#### Given instruction
Find all the lines with "Europe" and gather them.

#### Extracted records
========
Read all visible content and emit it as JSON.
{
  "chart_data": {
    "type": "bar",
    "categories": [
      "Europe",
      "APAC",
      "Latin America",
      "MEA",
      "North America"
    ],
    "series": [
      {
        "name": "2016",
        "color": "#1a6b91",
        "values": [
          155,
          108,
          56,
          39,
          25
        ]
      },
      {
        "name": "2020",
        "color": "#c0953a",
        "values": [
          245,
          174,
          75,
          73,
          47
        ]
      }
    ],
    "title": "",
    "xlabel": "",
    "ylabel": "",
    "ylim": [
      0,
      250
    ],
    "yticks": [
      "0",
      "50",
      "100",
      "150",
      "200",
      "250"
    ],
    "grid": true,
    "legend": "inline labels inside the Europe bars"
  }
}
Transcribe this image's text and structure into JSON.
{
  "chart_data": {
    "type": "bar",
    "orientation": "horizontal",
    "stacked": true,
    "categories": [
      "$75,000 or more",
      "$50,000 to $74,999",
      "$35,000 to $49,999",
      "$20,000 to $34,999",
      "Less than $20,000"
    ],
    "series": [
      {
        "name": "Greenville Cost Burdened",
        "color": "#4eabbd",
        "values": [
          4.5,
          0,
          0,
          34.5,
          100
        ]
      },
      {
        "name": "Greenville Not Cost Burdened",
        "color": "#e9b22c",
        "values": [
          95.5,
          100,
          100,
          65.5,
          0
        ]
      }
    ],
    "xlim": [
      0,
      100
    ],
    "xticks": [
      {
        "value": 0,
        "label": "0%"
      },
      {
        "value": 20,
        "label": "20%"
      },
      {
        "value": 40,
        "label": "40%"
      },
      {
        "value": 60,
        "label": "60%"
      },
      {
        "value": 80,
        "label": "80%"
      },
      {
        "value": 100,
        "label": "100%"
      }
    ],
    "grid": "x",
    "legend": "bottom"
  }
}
========
#### Solution to this task
      "Europe",
    "legend": "inline labels inside the Europe bars"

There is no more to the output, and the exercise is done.